------ DATA SHOWN

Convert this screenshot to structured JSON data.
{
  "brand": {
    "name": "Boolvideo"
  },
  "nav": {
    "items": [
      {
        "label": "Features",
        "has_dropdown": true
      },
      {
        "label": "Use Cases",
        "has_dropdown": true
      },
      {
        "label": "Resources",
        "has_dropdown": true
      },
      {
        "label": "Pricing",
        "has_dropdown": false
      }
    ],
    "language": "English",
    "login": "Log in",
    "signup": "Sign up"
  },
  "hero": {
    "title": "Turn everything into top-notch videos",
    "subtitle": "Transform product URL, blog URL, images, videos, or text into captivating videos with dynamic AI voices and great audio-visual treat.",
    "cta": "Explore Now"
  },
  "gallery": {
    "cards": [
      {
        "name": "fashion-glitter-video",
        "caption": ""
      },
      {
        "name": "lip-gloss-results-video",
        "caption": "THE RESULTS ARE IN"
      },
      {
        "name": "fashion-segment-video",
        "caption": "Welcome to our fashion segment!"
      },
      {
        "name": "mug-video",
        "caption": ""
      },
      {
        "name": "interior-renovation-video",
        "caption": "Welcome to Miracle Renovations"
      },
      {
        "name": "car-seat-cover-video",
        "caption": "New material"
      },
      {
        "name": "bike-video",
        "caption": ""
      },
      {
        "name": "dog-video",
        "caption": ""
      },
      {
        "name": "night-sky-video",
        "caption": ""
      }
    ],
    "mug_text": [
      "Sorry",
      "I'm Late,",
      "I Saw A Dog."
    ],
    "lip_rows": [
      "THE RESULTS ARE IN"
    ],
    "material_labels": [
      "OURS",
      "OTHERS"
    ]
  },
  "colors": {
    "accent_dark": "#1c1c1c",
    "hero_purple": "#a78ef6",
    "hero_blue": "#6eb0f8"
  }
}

------------

### WHAT IS ASKED
Lines containing the string "Welcome" should be counted; reply with their number and nothing more.

### SOLUTION TO THE EXERCISE
2